**Data provided**
* * * * * * * * *

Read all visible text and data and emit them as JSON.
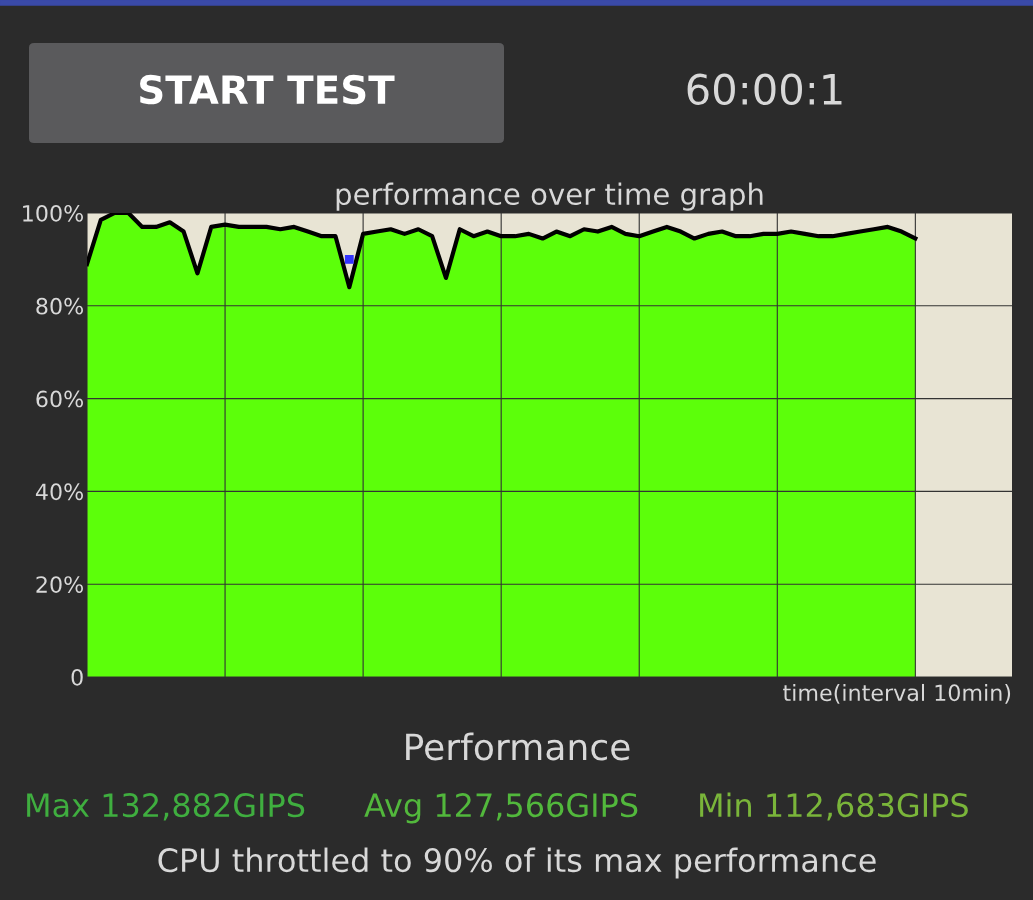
{
  "chart_data": {
    "type": "area",
    "title": "performance over time graph",
    "xlabel": "time(interval 10min)",
    "categories": [
      null,
      null,
      null,
      null,
      null,
      null,
      null,
      null,
      null,
      null,
      null,
      null,
      null,
      null,
      null,
      null,
      null,
      null,
      null,
      null,
      null,
      null,
      null,
      null,
      null,
      null,
      null,
      null,
      null,
      null,
      null,
      null,
      null,
      null,
      null,
      null,
      null,
      null,
      null,
      null,
      null,
      null,
      null,
      null,
      null,
      null,
      null,
      null,
      null,
      null,
      null,
      null,
      null,
      null,
      null,
      null,
      null,
      null,
      null,
      null,
      null,
      null,
      null,
      null,
      null,
      null,
      null,
      null
    ],
    "series": [
      {
        "color": "#5cff0a",
        "values": [
          89,
          98.5,
          100,
          100,
          97,
          97,
          98,
          96,
          87,
          97,
          97.5,
          97,
          97,
          97,
          96.5,
          97,
          96,
          95,
          95,
          84,
          95.5,
          96,
          96.5,
          95.5,
          96.5,
          95,
          86,
          96.5,
          95,
          96,
          95,
          95,
          95.5,
          94.5,
          96,
          95,
          96.5,
          96,
          97,
          95.5,
          95,
          96,
          97,
          96,
          94.5,
          95.5,
          96,
          95,
          95,
          95.5,
          95.5,
          96,
          95.5,
          95,
          95,
          95.5,
          96,
          96.5,
          97,
          96,
          94.5,
          null,
          null,
          null,
          null,
          null,
          null,
          null
        ]
      },
      {
        "type": "scatter",
        "color": "#3333ff",
        "marker": "square",
        "values": [
          null,
          null,
          null,
          null,
          null,
          null,
          null,
          null,
          null,
          null,
          null,
          null,
          null,
          null,
          null,
          null,
          null,
          null,
          null,
          90,
          null,
          null,
          null,
          null,
          null,
          null,
          null,
          null,
          null,
          null,
          null,
          null,
          null,
          null,
          null,
          null,
          null,
          null,
          null,
          null,
          null,
          null,
          null,
          null,
          null,
          null,
          null,
          null,
          null,
          null,
          null,
          null,
          null,
          null,
          null,
          null,
          null,
          null,
          null,
          null,
          null,
          null,
          null,
          null,
          null,
          null,
          null,
          null
        ]
      }
    ],
    "ylim": [
      0,
      100
    ],
    "yticks": [
      0,
      {
        "value": 20,
        "label": "20%"
      },
      {
        "value": 40,
        "label": "40%"
      },
      {
        "value": 60,
        "label": "60%"
      },
      {
        "value": 80,
        "label": "80%"
      },
      {
        "value": 100,
        "label": "100%"
      }
    ],
    "tick_labels": "y",
    "grid": true,
    "annotations": [
      "START TEST",
      "60:00:1",
      "Performance",
      "Max 132,882GIPS",
      "Avg 127,566GIPS",
      "Min 112,683GIPS",
      "CPU throttled to 90% of its max performance"
    ]
  }
}
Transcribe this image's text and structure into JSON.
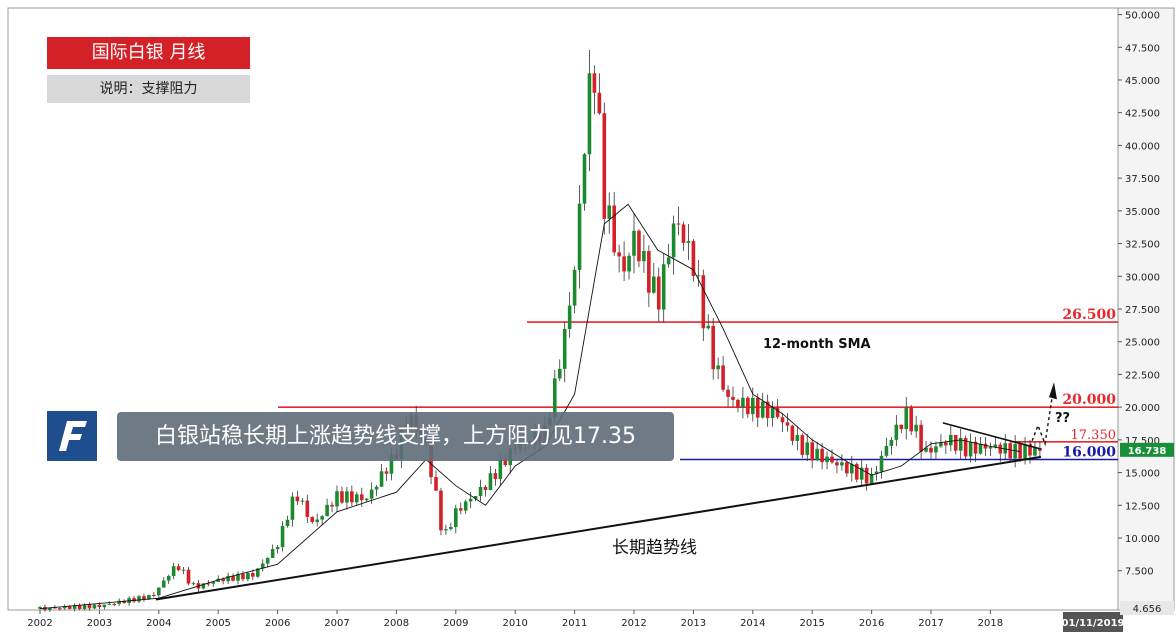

* * * * * * * * *

**Required task**
Copy out all the data exactly; skip the pictures.

**The answer**
Read all visible text and data and emit them as JSON.
{
  "chart_data": {
    "type": "area",
    "title": "performance over time graph",
    "xlabel": "time(interval 10min)",
    "categories": [
      null,
      null,
      null,
      null,
      null,
      null,
      null,
      null,
      null,
      null,
      null,
      null,
      null,
      null,
      null,
      null,
      null,
      null,
      null,
      null,
      null,
      null,
      null,
      null,
      null,
      null,
      null,
      null,
      null,
      null,
      null,
      null,
      null,
      null,
      null,
      null,
      null,
      null,
      null,
      null,
      null,
      null,
      null,
      null,
      null,
      null,
      null,
      null,
      null,
      null,
      null,
      null,
      null,
      null,
      null,
      null,
      null,
      null,
      null,
      null,
      null,
      null,
      null,
      null,
      null,
      null,
      null,
      null
    ],
    "series": [
      {
        "color": "#5cff0a",
        "values": [
          89,
          98.5,
          100,
          100,
          97,
          97,
          98,
          96,
          87,
          97,
          97.5,
          97,
          97,
          97,
          96.5,
          97,
          96,
          95,
          95,
          84,
          95.5,
          96,
          96.5,
          95.5,
          96.5,
          95,
          86,
          96.5,
          95,
          96,
          95,
          95,
          95.5,
          94.5,
          96,
          95,
          96.5,
          96,
          97,
          95.5,
          95,
          96,
          97,
          96,
          94.5,
          95.5,
          96,
          95,
          95,
          95.5,
          95.5,
          96,
          95.5,
          95,
          95,
          95.5,
          96,
          96.5,
          97,
          96,
          94.5,
          null,
          null,
          null,
          null,
          null,
          null,
          null
        ]
      },
      {
        "type": "scatter",
        "color": "#3333ff",
        "marker": "square",
        "values": [
          null,
          null,
          null,
          null,
          null,
          null,
          null,
          null,
          null,
          null,
          null,
          null,
          null,
          null,
          null,
          null,
          null,
          null,
          null,
          90,
          null,
          null,
          null,
          null,
          null,
          null,
          null,
          null,
          null,
          null,
          null,
          null,
          null,
          null,
          null,
          null,
          null,
          null,
          null,
          null,
          null,
          null,
          null,
          null,
          null,
          null,
          null,
          null,
          null,
          null,
          null,
          null,
          null,
          null,
          null,
          null,
          null,
          null,
          null,
          null,
          null,
          null,
          null,
          null,
          null,
          null,
          null,
          null
        ]
      }
    ],
    "ylim": [
      0,
      100
    ],
    "yticks": [
      0,
      {
        "value": 20,
        "label": "20%"
      },
      {
        "value": 40,
        "label": "40%"
      },
      {
        "value": 60,
        "label": "60%"
      },
      {
        "value": 80,
        "label": "80%"
      },
      {
        "value": 100,
        "label": "100%"
      }
    ],
    "tick_labels": "y",
    "grid": true,
    "annotations": [
      "START TEST",
      "60:00:1",
      "Performance",
      "Max 132,882GIPS",
      "Avg 127,566GIPS",
      "Min 112,683GIPS",
      "CPU throttled to 90% of its max performance"
    ]
  }
}
Transcribe this image's text and structure into JSON.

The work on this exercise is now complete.